-- begin EXTRACTED INFORMATION --

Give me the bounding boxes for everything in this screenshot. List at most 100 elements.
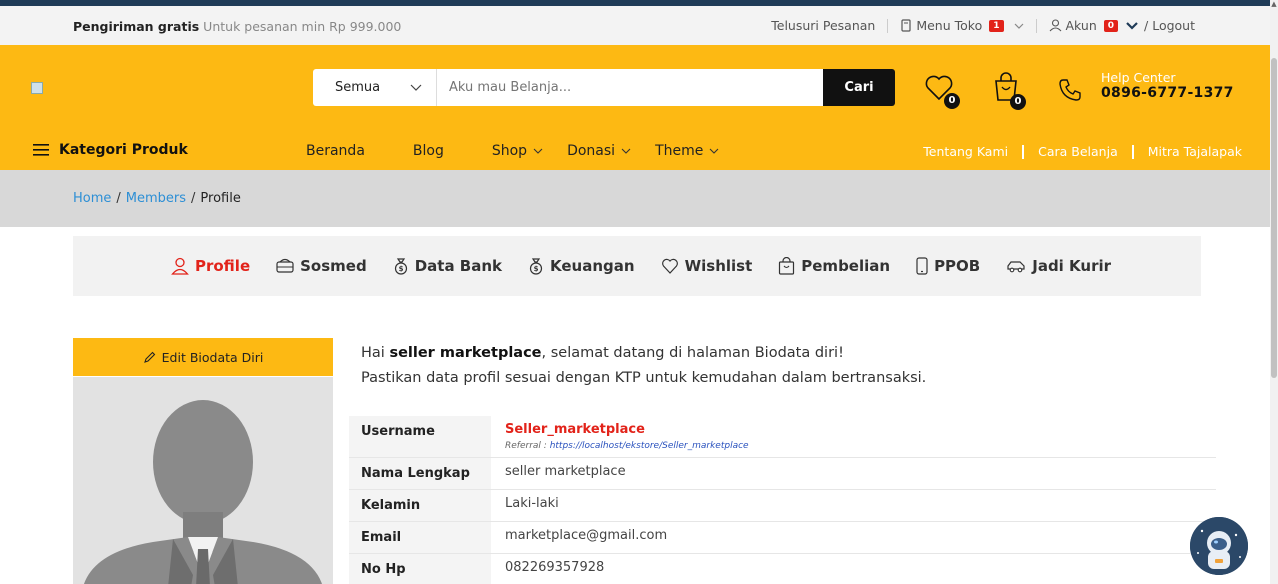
full-name-label: Nama Lengkap [349, 457, 491, 490]
avatar [73, 377, 333, 584]
breadcrumb-separator: / [191, 191, 196, 206]
logout-link[interactable]: / Logout [1144, 18, 1195, 33]
store-menu-label: Menu Toko [916, 18, 983, 33]
tab-keuangan[interactable]: $ Keuangan [528, 257, 635, 275]
track-order-link[interactable]: Telusuri Pesanan [771, 18, 875, 33]
tab-ppob[interactable]: PPOB [916, 257, 980, 275]
car-icon [1007, 261, 1025, 273]
scroll-up-icon[interactable]: ▲ [1270, 0, 1278, 12]
site-logo[interactable] [31, 82, 43, 94]
promo-text: Untuk pesanan min Rp 999.000 [203, 19, 402, 34]
tab-ppob-label: PPOB [934, 257, 981, 275]
tab-wishlist-label: Wishlist [684, 257, 753, 275]
main-header: Semua Cari 0 0 Help Center 0896-6777-137… [0, 45, 1270, 131]
divider [1131, 144, 1134, 159]
greeting-suffix: , selamat datang di halaman Biodata diri… [541, 345, 844, 361]
chat-assistant-button[interactable] [1190, 517, 1248, 575]
tab-profile-label: Profile [194, 257, 251, 275]
svg-text:$: $ [534, 265, 539, 273]
search-input[interactable] [437, 69, 823, 106]
user-icon [1049, 19, 1061, 32]
search-category-value: Semua [335, 80, 381, 95]
tab-keuangan-label: Keuangan [550, 257, 635, 275]
welcome-message: Hai seller marketplace, selamat datang d… [361, 341, 926, 391]
store-badge: 1 [989, 19, 1004, 32]
tab-pembelian-label: Pembelian [801, 257, 891, 275]
help-center-title: Help Center [1101, 70, 1176, 85]
breadcrumb-members[interactable]: Members [126, 191, 186, 206]
nav-donation[interactable]: Donasi [567, 143, 631, 159]
referral-label: Referral : [505, 441, 547, 451]
chevron-down-icon [709, 148, 719, 154]
tab-sosmed[interactable]: Sosmed [276, 257, 367, 275]
nav-theme-label: Theme [655, 143, 704, 159]
breadcrumb-home[interactable]: Home [73, 191, 111, 206]
money-bag-icon: $ [394, 258, 407, 275]
table-row: Email marketplace@gmail.com [349, 521, 1216, 554]
table-row: Kelamin Laki-laki [349, 489, 1216, 522]
table-row: Username Seller_marketplace Referral : h… [349, 416, 1216, 458]
chevron-down-icon [533, 148, 543, 154]
nav-home[interactable]: Beranda [306, 143, 365, 159]
mobile-phone-icon [916, 257, 928, 275]
tab-jadi-kurir[interactable]: Jadi Kurir [1006, 257, 1111, 275]
table-row: No Hp 082269357928 [349, 553, 1216, 584]
scrollbar-thumb[interactable] [1271, 58, 1277, 378]
cart-button[interactable]: 0 [992, 72, 1026, 110]
referral-link[interactable]: https://localhost/ekstore/Seller_marketp… [550, 441, 749, 451]
nav-about-link[interactable]: Tentang Kami [923, 144, 1008, 159]
pencil-icon [143, 351, 155, 363]
tab-jadi-kurir-label: Jadi Kurir [1032, 257, 1112, 275]
store-menu-link[interactable]: Menu Toko 1 [900, 18, 1023, 33]
chevron-down-icon [1126, 22, 1138, 30]
svg-text:$: $ [398, 265, 403, 273]
chevron-down-icon [410, 84, 422, 91]
store-icon [901, 19, 911, 32]
account-label: Akun [1065, 18, 1097, 33]
secondary-nav: Tentang Kami Cara Belanja Mitra Tajalapa… [923, 144, 1242, 159]
search-category-select[interactable]: Semua [313, 69, 437, 106]
nav-bar: Kategori Produk Beranda Blog Shop Donasi… [0, 131, 1270, 170]
full-name-value: seller marketplace [491, 457, 1216, 490]
nav-donation-label: Donasi [567, 143, 616, 159]
search-button[interactable]: Cari [823, 69, 895, 106]
email-value: marketplace@gmail.com [491, 521, 1216, 554]
heart-icon [661, 258, 678, 274]
breadcrumb-separator: / [116, 191, 121, 206]
nav-partner-link[interactable]: Mitra Tajalapak [1148, 144, 1242, 159]
top-bar: Pengiriman gratis Untuk pesanan min Rp 9… [0, 6, 1270, 45]
profile-tabs: Profile Sosmed $ Data Bank $ Keuangan Wi… [73, 236, 1201, 296]
edit-biodata-button[interactable]: Edit Biodata Diri [73, 338, 333, 376]
user-icon [171, 257, 189, 275]
email-label: Email [349, 521, 491, 554]
page-scrollbar[interactable]: ▲ [1270, 0, 1278, 584]
account-menu[interactable]: Akun 0 [1049, 18, 1139, 33]
tab-data-bank[interactable]: $ Data Bank [393, 257, 502, 275]
gender-value: Laki-laki [491, 489, 1216, 522]
nav-blog[interactable]: Blog [413, 143, 444, 159]
wishlist-button[interactable]: 0 [924, 75, 960, 109]
tab-profile[interactable]: Profile [171, 257, 250, 275]
nav-how-to-shop-link[interactable]: Cara Belanja [1038, 144, 1118, 159]
table-row: Nama Lengkap seller marketplace [349, 457, 1216, 490]
nav-theme[interactable]: Theme [655, 143, 719, 159]
phone-icon-wrap [1058, 78, 1082, 106]
account-badge: 0 [1103, 19, 1119, 32]
user-silhouette-icon [84, 400, 322, 584]
astronaut-icon [1190, 517, 1248, 575]
tab-wishlist[interactable]: Wishlist [661, 257, 753, 275]
help-center[interactable]: Help Center 0896-6777-1377 [1101, 70, 1234, 102]
divider [887, 18, 889, 33]
category-menu-button[interactable]: Kategori Produk [33, 142, 188, 158]
greeting-name: seller marketplace [389, 345, 542, 361]
nav-shop[interactable]: Shop [492, 143, 543, 159]
category-menu-label: Kategori Produk [59, 142, 188, 158]
breadcrumb: Home / Members / Profile [0, 170, 1270, 227]
promo-bold: Pengiriman gratis [73, 19, 200, 34]
help-center-phone: 0896-6777-1377 [1101, 85, 1234, 101]
tab-pembelian[interactable]: Pembelian [778, 257, 890, 275]
cart-count-badge: 0 [1010, 94, 1026, 110]
chevron-down-icon [1014, 23, 1023, 29]
biodata-table: Username Seller_marketplace Referral : h… [349, 416, 1216, 584]
shopping-bag-icon [779, 257, 795, 275]
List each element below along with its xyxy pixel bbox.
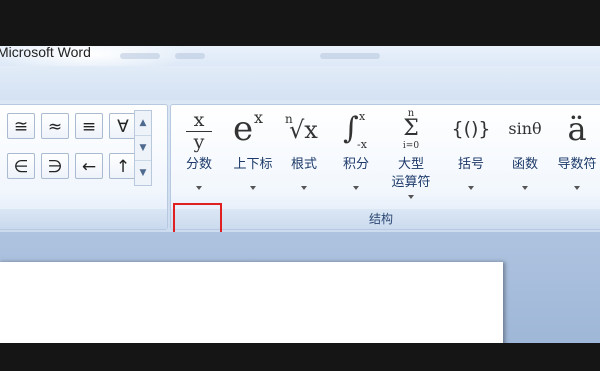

-- end EXTRACTED INFORMATION --

#### OBJECTIVE
Please retype everything in the records from the line containing "full-name-label: Nama Lengkap" down to the line containing "user-icon [1049, 19, 1061, 32]", including both of those lines, with each line reproduced without any change.

#### OUTPUT FOR THIS EXERCISE
full-name-label: Nama Lengkap [349, 457, 491, 490]
avatar [73, 377, 333, 584]
breadcrumb-separator: / [191, 191, 196, 206]
logout-link[interactable]: / Logout [1144, 18, 1195, 33]
store-menu-label: Menu Toko [916, 18, 983, 33]
tab-keuangan[interactable]: $ Keuangan [528, 257, 635, 275]
track-order-link[interactable]: Telusuri Pesanan [771, 18, 875, 33]
tab-ppob[interactable]: PPOB [916, 257, 980, 275]
car-icon [1007, 261, 1025, 273]
scroll-up-icon[interactable]: ▲ [1270, 0, 1278, 12]
site-logo[interactable] [31, 82, 43, 94]
promo-text: Untuk pesanan min Rp 999.000 [203, 19, 402, 34]
tab-ppob-label: PPOB [934, 257, 981, 275]
tab-wishlist-label: Wishlist [684, 257, 753, 275]
main-header: Semua Cari 0 0 Help Center 0896-6777-137… [0, 45, 1270, 131]
divider [1131, 144, 1134, 159]
greeting-suffix: , selamat datang di halaman Biodata diri… [541, 345, 844, 361]
chat-assistant-button[interactable] [1190, 517, 1248, 575]
tab-profile-label: Profile [194, 257, 251, 275]
svg-text:$: $ [534, 265, 539, 273]
search-input[interactable] [437, 69, 823, 106]
user-icon [1049, 19, 1061, 32]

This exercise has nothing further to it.